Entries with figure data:
◆ ◆ ◆ ◆

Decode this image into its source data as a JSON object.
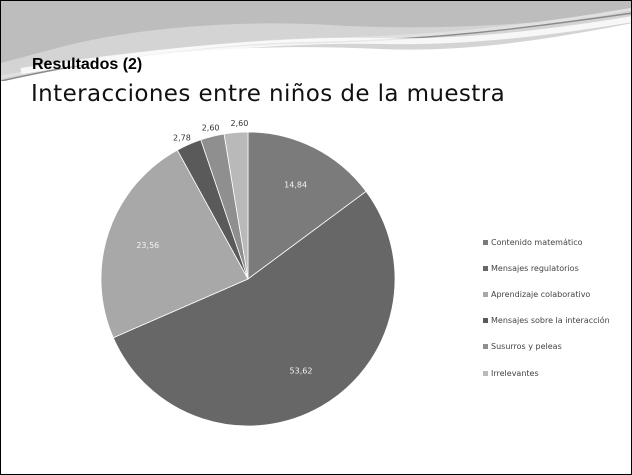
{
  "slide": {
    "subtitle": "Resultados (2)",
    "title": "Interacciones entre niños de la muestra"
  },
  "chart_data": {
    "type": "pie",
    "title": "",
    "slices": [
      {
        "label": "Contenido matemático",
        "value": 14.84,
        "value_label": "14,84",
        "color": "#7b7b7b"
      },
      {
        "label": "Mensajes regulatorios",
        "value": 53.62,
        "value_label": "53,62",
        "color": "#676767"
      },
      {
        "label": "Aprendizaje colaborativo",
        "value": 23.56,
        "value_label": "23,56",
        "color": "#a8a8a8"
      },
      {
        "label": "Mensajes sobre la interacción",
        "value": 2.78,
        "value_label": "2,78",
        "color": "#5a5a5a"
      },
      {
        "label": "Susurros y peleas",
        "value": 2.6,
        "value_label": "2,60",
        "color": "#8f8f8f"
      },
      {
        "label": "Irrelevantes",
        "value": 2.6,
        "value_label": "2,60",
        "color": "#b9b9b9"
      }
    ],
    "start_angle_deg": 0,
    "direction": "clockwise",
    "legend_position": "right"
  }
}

◆ ◆ ◆ ◆

PROBLEM DESCRIPTION: Repeat each entry exactly as given; no pictures belong in the copy.

EXERCISE SOLUTION:
Decode this image into its source data as a JSON object.
{
  "slide": {
    "subtitle": "Resultados (2)",
    "title": "Interacciones entre niños de la muestra"
  },
  "chart_data": {
    "type": "pie",
    "title": "",
    "slices": [
      {
        "label": "Contenido matemático",
        "value": 14.84,
        "value_label": "14,84",
        "color": "#7b7b7b"
      },
      {
        "label": "Mensajes regulatorios",
        "value": 53.62,
        "value_label": "53,62",
        "color": "#676767"
      },
      {
        "label": "Aprendizaje colaborativo",
        "value": 23.56,
        "value_label": "23,56",
        "color": "#a8a8a8"
      },
      {
        "label": "Mensajes sobre la interacción",
        "value": 2.78,
        "value_label": "2,78",
        "color": "#5a5a5a"
      },
      {
        "label": "Susurros y peleas",
        "value": 2.6,
        "value_label": "2,60",
        "color": "#8f8f8f"
      },
      {
        "label": "Irrelevantes",
        "value": 2.6,
        "value_label": "2,60",
        "color": "#b9b9b9"
      }
    ],
    "start_angle_deg": 0,
    "direction": "clockwise",
    "legend_position": "right"
  }
}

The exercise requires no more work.